EXERCISE
Set every record down verbatim and omit the pictures.

Collection entries
━━━━━━

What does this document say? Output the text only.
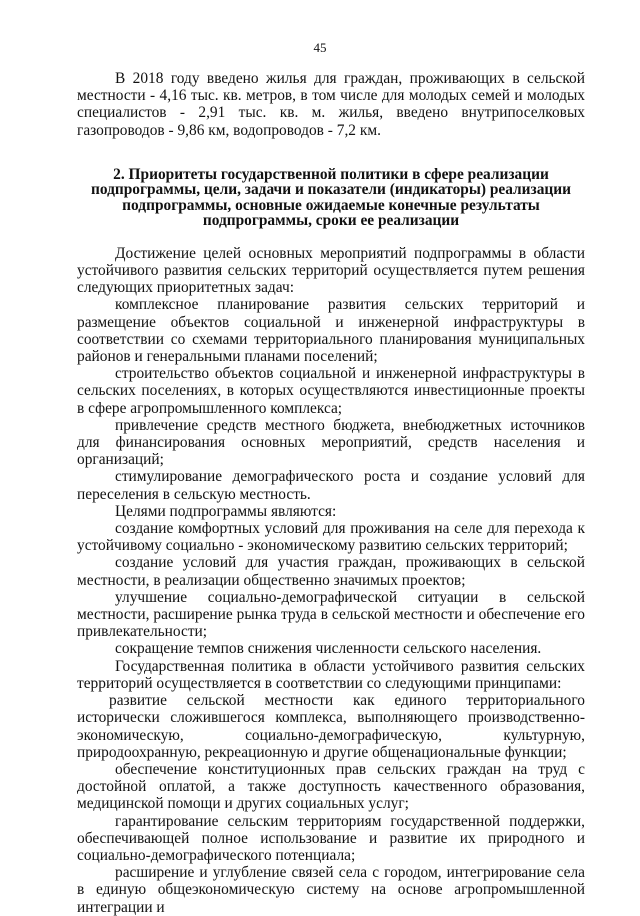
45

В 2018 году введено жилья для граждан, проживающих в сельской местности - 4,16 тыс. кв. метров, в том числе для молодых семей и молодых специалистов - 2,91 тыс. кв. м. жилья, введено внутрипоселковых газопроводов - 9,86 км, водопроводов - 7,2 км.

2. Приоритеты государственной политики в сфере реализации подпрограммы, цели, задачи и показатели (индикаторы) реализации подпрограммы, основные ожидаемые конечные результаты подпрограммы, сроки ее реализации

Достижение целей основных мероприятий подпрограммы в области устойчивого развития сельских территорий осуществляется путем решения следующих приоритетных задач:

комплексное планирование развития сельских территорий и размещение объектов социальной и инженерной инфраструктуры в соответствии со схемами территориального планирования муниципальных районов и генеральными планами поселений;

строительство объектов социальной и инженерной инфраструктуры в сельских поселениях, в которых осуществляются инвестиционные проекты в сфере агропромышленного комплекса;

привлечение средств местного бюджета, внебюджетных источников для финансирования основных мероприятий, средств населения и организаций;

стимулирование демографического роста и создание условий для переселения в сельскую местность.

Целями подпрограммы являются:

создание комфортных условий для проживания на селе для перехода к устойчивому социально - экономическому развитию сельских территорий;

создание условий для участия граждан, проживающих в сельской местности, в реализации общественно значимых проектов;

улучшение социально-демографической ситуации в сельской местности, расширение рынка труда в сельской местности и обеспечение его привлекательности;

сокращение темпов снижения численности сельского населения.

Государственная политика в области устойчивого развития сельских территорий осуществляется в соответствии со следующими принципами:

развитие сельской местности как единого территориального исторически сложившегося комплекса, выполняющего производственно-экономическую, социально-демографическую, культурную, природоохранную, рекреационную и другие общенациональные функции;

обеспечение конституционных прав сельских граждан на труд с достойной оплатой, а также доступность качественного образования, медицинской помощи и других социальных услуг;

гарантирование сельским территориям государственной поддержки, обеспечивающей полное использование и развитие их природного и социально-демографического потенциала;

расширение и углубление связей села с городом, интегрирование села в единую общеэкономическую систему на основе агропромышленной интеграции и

━━━━━━

FULL RESPONSE
What does this document say? Output the text only.
45

В 2018 году введено жилья для граждан, проживающих в сельской местности - 4,16 тыс. кв. метров, в том числе для молодых семей и молодых специалистов - 2,91 тыс. кв. м. жилья, введено внутрипоселковых газопроводов - 9,86 км, водопроводов - 7,2 км.

2. Приоритеты государственной политики в сфере реализации подпрограммы, цели, задачи и показатели (индикаторы) реализации подпрограммы, основные ожидаемые конечные результаты подпрограммы, сроки ее реализации

Достижение целей основных мероприятий подпрограммы в области устойчивого развития сельских территорий осуществляется путем решения следующих приоритетных задач:

комплексное планирование развития сельских территорий и размещение объектов социальной и инженерной инфраструктуры в соответствии со схемами территориального планирования муниципальных районов и генеральными планами поселений;

строительство объектов социальной и инженерной инфраструктуры в сельских поселениях, в которых осуществляются инвестиционные проекты в сфере агропромышленного комплекса;

привлечение средств местного бюджета, внебюджетных источников для финансирования основных мероприятий, средств населения и организаций;

стимулирование демографического роста и создание условий для переселения в сельскую местность.

Целями подпрограммы являются:

создание комфортных условий для проживания на селе для перехода к устойчивому социально - экономическому развитию сельских территорий;

создание условий для участия граждан, проживающих в сельской местности, в реализации общественно значимых проектов;

улучшение социально-демографической ситуации в сельской местности, расширение рынка труда в сельской местности и обеспечение его привлекательности;

сокращение темпов снижения численности сельского населения.

Государственная политика в области устойчивого развития сельских территорий осуществляется в соответствии со следующими принципами:

развитие сельской местности как единого территориального исторически сложившегося комплекса, выполняющего производственно-экономическую, социально-демографическую, культурную, природоохранную, рекреационную и другие общенациональные функции;

обеспечение конституционных прав сельских граждан на труд с достойной оплатой, а также доступность качественного образования, медицинской помощи и других социальных услуг;

гарантирование сельским территориям государственной поддержки, обеспечивающей полное использование и развитие их природного и социально-демографического потенциала;

расширение и углубление связей села с городом, интегрирование села в единую общеэкономическую систему на основе агропромышленной интеграции и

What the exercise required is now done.